'''
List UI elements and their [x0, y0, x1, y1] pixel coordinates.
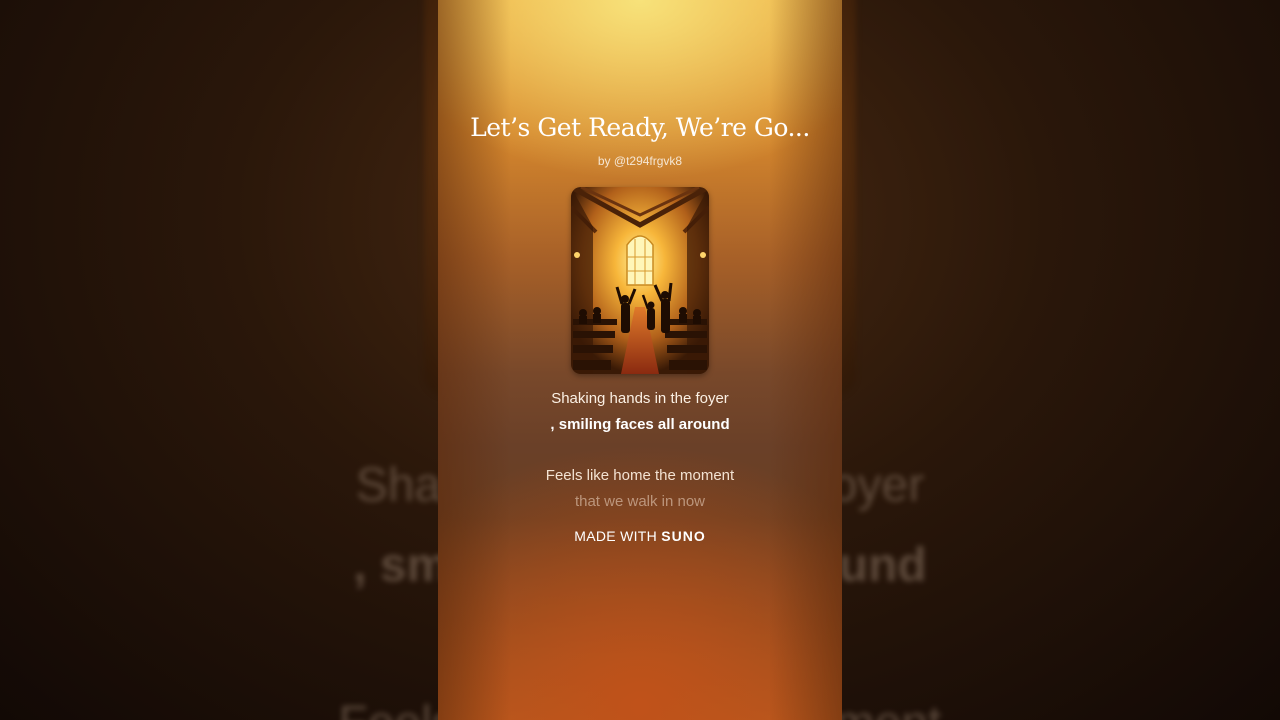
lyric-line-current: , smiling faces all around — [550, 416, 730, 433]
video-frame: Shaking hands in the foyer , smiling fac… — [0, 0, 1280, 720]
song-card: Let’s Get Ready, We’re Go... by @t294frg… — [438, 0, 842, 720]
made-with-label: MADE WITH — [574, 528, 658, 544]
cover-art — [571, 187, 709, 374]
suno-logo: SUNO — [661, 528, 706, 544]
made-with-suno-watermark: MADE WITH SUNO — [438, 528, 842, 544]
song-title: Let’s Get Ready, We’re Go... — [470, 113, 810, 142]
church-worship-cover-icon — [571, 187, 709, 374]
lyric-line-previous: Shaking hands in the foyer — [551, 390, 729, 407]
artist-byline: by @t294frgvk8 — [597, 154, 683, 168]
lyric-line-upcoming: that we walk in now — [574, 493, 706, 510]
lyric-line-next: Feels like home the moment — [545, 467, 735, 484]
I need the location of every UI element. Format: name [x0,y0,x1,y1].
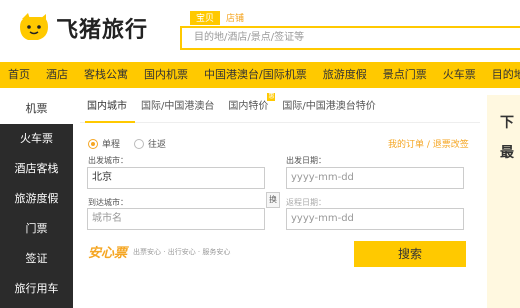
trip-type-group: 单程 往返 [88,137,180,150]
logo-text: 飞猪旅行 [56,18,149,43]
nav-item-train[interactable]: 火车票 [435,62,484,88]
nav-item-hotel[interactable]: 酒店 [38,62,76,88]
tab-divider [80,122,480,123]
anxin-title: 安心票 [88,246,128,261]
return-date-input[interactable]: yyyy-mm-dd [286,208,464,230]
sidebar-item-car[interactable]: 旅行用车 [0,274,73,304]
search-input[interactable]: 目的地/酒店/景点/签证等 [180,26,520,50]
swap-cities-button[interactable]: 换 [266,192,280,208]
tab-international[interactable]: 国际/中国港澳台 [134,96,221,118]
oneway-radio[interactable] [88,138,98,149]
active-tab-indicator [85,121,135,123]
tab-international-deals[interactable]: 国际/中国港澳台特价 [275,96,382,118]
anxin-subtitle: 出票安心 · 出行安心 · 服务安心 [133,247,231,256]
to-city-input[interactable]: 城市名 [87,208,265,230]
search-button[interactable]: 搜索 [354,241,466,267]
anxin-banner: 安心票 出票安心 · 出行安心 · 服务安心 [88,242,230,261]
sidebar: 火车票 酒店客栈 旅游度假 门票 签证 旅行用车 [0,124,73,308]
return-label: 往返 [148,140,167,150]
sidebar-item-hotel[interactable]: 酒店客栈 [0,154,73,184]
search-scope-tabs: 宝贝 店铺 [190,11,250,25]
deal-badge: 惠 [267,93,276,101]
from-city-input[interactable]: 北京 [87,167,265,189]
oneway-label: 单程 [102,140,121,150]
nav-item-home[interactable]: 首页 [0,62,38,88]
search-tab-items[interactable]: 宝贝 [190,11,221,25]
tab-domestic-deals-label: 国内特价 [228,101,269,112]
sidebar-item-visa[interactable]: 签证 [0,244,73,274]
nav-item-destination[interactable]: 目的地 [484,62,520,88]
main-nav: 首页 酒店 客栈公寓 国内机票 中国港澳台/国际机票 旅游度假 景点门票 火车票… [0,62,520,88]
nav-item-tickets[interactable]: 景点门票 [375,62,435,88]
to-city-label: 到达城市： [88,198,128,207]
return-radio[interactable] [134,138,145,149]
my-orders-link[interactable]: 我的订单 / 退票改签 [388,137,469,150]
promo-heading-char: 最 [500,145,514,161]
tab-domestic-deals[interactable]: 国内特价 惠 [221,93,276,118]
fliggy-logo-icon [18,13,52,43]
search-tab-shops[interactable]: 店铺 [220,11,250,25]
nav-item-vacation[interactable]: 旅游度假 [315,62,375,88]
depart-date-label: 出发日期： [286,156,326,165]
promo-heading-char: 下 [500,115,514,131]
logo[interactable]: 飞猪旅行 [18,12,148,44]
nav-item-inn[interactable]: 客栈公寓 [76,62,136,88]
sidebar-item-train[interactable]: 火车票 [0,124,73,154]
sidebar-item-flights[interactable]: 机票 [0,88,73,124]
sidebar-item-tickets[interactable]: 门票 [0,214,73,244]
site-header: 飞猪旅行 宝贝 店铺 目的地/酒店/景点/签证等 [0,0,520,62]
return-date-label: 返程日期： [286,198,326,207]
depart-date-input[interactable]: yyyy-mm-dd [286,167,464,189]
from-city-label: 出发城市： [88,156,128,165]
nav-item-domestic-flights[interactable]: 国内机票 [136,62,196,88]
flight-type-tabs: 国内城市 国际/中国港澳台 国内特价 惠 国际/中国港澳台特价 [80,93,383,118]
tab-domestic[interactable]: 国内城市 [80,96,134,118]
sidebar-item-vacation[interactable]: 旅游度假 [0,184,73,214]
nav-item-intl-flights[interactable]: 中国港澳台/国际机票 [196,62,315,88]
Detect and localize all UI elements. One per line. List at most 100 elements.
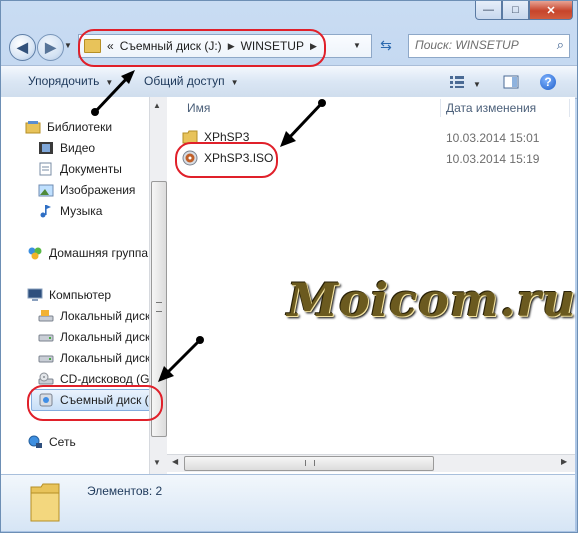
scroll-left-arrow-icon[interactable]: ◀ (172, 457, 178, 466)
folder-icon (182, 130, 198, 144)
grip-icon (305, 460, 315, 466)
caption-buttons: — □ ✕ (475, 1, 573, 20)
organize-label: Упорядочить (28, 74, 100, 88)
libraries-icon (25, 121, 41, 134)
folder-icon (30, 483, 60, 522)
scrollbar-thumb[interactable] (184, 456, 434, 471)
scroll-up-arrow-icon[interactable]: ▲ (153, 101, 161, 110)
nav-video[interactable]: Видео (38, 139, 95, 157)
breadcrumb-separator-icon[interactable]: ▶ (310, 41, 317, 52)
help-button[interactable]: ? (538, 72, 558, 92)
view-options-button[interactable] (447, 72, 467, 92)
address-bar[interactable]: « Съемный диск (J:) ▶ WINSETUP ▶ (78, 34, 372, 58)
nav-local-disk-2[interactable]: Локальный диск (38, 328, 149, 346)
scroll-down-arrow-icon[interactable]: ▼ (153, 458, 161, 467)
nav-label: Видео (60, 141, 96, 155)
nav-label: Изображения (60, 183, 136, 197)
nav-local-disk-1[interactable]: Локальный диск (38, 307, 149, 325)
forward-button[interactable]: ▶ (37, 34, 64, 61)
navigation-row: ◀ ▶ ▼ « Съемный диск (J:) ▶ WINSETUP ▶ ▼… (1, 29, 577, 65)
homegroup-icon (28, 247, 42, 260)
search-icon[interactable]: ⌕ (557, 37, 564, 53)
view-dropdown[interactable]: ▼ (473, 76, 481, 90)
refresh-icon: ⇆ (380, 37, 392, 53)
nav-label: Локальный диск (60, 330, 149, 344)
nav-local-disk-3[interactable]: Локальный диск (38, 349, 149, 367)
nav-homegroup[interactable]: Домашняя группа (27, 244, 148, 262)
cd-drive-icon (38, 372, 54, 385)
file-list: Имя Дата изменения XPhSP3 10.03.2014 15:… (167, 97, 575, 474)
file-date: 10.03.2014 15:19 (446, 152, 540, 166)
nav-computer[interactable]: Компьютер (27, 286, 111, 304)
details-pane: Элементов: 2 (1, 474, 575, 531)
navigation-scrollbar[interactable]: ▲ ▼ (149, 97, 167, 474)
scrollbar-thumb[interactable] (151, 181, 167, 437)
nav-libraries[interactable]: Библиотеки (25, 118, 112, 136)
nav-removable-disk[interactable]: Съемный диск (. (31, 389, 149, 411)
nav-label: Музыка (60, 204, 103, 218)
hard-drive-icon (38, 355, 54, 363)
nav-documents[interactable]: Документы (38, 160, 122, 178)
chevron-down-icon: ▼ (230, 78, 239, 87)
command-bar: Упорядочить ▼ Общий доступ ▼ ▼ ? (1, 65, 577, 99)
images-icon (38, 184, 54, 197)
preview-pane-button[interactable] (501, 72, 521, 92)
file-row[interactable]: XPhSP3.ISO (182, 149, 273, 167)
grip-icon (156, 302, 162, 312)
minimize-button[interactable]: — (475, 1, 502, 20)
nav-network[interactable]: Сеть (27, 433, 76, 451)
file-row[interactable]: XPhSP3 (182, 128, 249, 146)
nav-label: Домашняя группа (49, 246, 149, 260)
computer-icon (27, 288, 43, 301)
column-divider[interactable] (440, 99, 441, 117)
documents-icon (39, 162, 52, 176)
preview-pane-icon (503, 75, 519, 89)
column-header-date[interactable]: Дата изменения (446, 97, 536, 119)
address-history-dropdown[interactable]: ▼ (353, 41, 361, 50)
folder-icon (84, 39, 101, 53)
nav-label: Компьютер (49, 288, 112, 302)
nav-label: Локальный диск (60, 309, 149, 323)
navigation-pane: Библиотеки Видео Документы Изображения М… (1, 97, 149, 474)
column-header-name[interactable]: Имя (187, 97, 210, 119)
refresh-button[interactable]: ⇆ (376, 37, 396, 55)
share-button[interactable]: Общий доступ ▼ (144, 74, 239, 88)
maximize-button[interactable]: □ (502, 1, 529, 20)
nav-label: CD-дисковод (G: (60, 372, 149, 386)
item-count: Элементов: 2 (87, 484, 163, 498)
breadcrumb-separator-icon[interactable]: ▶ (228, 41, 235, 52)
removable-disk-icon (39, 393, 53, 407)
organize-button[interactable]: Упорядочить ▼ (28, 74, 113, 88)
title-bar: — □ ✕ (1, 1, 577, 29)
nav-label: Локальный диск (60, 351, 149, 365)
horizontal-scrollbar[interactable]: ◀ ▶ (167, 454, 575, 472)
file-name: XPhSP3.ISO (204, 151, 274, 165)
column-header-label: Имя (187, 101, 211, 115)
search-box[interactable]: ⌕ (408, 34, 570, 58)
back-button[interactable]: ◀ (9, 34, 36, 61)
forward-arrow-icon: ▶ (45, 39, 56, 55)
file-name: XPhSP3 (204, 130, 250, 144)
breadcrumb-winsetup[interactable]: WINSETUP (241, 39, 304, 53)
'''
Short exercise — Report every line of the records that contains the string "Съемный", and treat uppercase and lowercase as different.

Task output —
address-bar[interactable]: « Съемный диск (J:) ▶ WINSETUP ▶ (78, 34, 372, 58)
navigation-row: ◀ ▶ ▼ « Съемный диск (J:) ▶ WINSETUP ▶ ▼… (1, 29, 577, 65)
nav-removable-disk[interactable]: Съемный диск (. (31, 389, 149, 411)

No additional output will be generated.